Records from a data source:
Start of Block

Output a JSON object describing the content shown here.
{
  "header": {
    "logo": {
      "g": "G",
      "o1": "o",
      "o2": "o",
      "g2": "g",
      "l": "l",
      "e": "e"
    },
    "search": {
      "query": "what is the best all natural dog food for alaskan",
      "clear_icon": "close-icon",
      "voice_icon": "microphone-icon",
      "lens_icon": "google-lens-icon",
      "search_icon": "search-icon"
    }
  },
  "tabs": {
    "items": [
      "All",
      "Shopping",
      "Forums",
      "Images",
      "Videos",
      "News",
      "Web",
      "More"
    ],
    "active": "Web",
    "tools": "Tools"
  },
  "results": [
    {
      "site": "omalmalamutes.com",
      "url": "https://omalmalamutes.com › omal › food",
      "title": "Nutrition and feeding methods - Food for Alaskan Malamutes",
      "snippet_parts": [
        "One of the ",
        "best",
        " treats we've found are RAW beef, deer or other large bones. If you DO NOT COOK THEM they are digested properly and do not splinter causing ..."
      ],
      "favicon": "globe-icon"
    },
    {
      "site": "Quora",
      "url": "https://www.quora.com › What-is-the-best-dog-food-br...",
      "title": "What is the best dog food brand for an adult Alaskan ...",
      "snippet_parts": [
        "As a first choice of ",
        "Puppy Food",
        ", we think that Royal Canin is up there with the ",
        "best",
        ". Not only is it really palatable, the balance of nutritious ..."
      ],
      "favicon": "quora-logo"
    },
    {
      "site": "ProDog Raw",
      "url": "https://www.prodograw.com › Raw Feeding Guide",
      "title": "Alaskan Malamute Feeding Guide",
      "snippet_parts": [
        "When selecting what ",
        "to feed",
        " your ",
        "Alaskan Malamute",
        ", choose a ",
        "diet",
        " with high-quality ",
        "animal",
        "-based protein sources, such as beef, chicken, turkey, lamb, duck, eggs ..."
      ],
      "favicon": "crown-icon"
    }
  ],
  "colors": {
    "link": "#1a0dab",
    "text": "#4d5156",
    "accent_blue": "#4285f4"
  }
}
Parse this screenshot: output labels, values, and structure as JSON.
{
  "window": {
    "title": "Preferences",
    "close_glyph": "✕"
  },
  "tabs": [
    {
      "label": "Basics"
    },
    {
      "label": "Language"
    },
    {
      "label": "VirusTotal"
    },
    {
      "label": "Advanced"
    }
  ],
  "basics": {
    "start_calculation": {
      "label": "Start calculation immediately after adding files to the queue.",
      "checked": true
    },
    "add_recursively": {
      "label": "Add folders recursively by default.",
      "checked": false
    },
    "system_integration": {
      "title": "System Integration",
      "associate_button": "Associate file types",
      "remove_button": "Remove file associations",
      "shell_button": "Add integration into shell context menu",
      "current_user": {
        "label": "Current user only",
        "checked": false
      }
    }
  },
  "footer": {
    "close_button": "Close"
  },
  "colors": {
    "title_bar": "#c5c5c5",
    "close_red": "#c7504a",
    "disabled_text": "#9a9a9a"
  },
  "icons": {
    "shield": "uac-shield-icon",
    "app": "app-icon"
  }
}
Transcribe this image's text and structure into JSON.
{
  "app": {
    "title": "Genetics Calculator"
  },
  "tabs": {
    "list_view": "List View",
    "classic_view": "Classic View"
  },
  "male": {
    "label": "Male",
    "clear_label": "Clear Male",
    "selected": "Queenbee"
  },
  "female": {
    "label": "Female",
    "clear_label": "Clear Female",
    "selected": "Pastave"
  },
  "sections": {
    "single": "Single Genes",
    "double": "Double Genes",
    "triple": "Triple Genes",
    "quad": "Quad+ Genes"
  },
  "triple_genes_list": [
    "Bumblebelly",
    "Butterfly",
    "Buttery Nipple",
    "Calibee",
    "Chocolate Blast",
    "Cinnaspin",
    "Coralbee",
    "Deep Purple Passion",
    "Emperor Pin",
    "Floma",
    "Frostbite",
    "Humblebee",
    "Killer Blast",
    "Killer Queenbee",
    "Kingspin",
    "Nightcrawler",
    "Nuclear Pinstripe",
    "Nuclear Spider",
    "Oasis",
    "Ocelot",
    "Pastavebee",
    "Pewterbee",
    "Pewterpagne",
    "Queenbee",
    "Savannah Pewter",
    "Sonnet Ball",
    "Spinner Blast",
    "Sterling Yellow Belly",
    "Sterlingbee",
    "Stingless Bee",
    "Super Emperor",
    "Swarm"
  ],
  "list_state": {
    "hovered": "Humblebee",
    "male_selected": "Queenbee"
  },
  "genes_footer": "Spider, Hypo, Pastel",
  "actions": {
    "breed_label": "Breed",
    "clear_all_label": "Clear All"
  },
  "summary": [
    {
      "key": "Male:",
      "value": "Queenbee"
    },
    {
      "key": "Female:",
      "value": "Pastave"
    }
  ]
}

End of Block

Your assignment:
Among the entries above, tally each line with the string "omalmalamutes" and state that figure only.

Output for this task:
2